**BRIEF**.
Copy out each line containing "data" from the entries below.
********************
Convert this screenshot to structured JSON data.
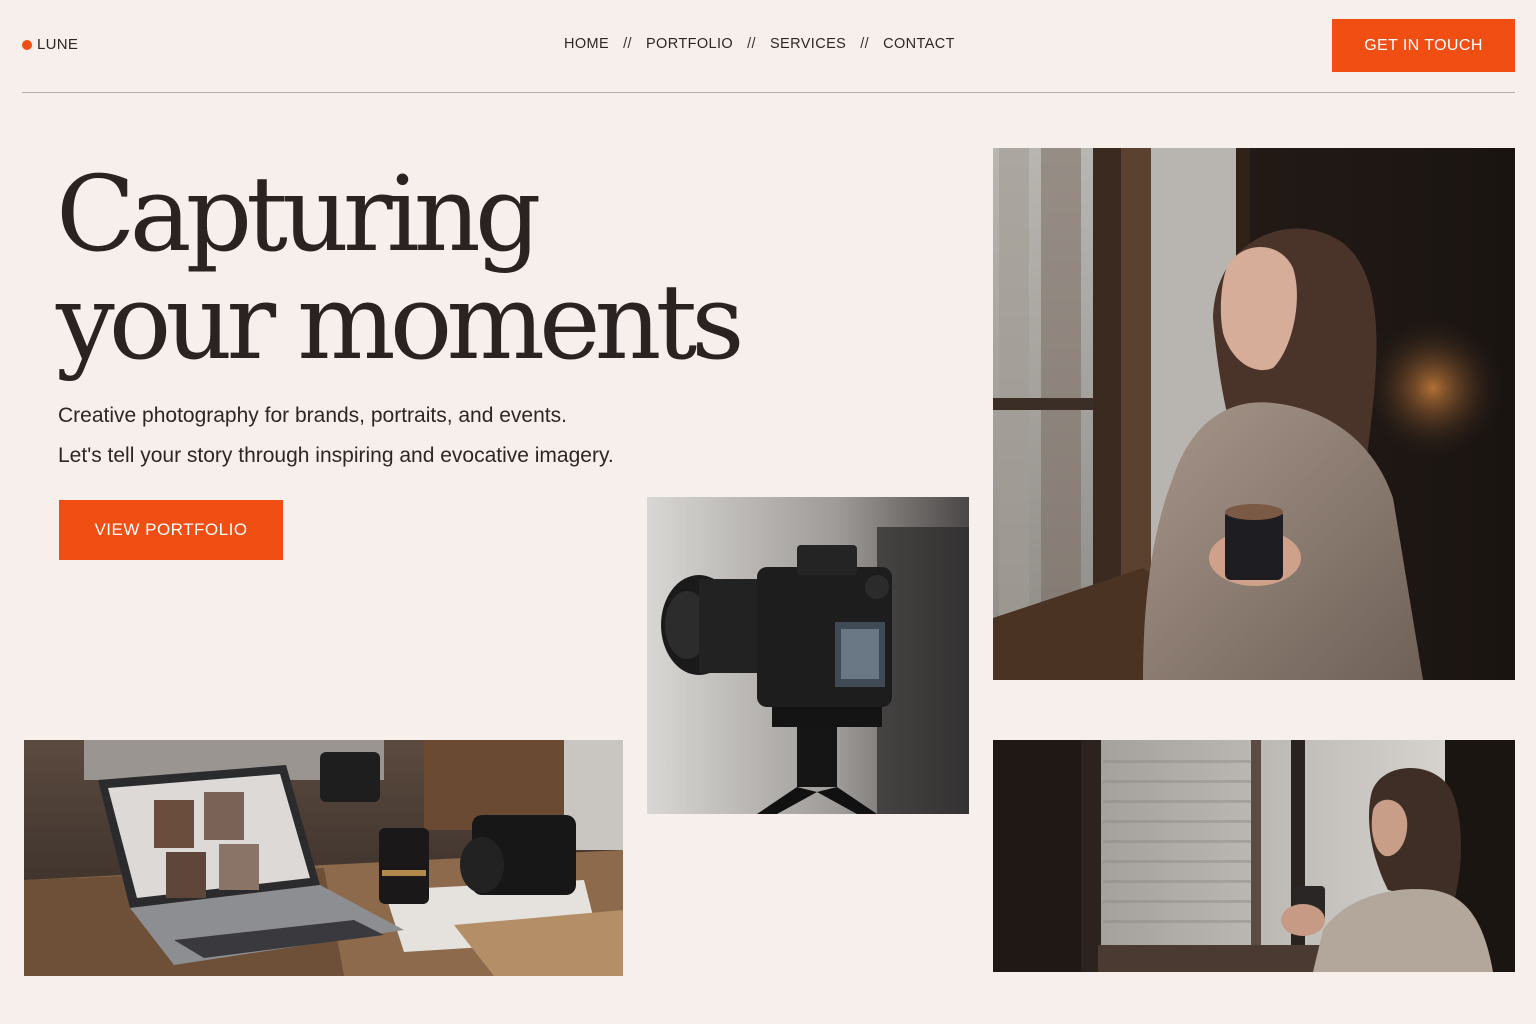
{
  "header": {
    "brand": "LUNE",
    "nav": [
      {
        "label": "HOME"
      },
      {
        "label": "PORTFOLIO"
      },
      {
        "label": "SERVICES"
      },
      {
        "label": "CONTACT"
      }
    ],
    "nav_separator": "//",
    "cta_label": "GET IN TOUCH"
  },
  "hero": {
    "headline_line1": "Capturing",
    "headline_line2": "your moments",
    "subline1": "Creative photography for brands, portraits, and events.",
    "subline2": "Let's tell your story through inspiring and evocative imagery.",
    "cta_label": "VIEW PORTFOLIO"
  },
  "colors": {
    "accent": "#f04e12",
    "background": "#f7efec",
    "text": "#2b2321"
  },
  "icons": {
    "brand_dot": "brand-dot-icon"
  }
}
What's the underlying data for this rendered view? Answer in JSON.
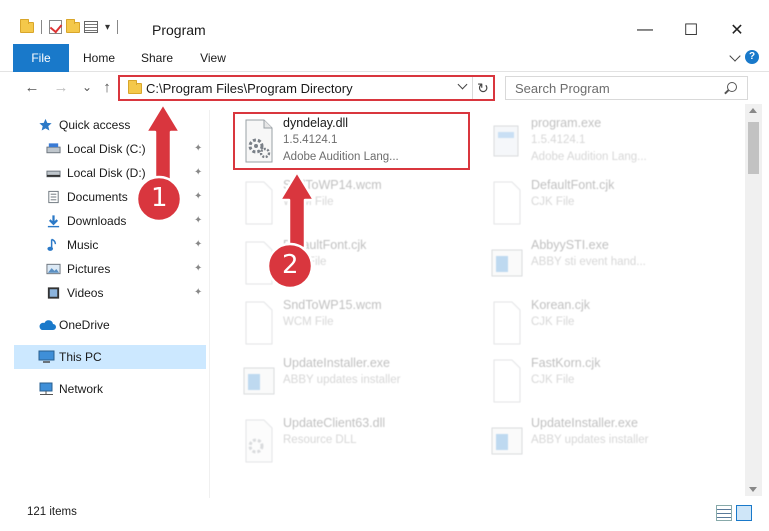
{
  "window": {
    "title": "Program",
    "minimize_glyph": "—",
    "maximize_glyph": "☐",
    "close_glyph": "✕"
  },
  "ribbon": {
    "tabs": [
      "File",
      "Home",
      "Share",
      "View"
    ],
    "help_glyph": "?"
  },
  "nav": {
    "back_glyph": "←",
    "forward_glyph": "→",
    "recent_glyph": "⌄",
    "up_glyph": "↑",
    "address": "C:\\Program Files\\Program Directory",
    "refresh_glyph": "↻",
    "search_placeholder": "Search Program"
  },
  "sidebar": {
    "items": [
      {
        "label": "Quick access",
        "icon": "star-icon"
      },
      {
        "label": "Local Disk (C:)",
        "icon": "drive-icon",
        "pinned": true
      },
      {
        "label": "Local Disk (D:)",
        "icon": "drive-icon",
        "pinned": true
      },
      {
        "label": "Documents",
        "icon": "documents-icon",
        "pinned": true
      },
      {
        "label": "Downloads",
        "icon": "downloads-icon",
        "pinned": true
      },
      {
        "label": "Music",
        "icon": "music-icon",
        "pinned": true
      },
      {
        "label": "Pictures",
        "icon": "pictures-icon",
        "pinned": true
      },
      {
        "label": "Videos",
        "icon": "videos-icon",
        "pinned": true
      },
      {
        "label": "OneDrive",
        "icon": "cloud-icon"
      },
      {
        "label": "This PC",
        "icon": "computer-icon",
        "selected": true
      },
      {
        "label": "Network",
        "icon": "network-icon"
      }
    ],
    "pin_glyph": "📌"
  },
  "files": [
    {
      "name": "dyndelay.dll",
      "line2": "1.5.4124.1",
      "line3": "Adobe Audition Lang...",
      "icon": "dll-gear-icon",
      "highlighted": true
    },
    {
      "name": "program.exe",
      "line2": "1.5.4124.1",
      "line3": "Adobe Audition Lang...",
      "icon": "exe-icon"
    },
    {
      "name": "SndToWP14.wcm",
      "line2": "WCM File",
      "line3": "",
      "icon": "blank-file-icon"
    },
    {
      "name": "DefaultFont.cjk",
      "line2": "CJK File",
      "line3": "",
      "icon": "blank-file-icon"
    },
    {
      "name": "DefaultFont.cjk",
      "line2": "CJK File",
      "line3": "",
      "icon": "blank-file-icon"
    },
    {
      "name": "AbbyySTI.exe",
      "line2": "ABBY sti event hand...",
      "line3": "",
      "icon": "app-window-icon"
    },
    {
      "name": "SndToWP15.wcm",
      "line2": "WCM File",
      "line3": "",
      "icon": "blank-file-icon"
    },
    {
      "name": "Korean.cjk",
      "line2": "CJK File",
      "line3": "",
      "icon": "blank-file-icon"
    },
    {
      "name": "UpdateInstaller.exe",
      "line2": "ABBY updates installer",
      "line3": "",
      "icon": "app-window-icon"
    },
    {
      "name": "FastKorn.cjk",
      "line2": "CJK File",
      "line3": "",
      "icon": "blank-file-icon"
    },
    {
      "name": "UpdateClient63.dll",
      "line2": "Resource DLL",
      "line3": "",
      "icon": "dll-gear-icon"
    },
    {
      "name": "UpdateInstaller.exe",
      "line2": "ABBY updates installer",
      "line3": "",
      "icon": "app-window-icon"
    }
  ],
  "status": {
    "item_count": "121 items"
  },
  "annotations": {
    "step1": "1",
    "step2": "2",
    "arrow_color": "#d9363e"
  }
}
********************
**CORRECT RESULT**.
Convert this screenshot to structured JSON data.
What's the underlying data for this rendered view? Answer in JSON.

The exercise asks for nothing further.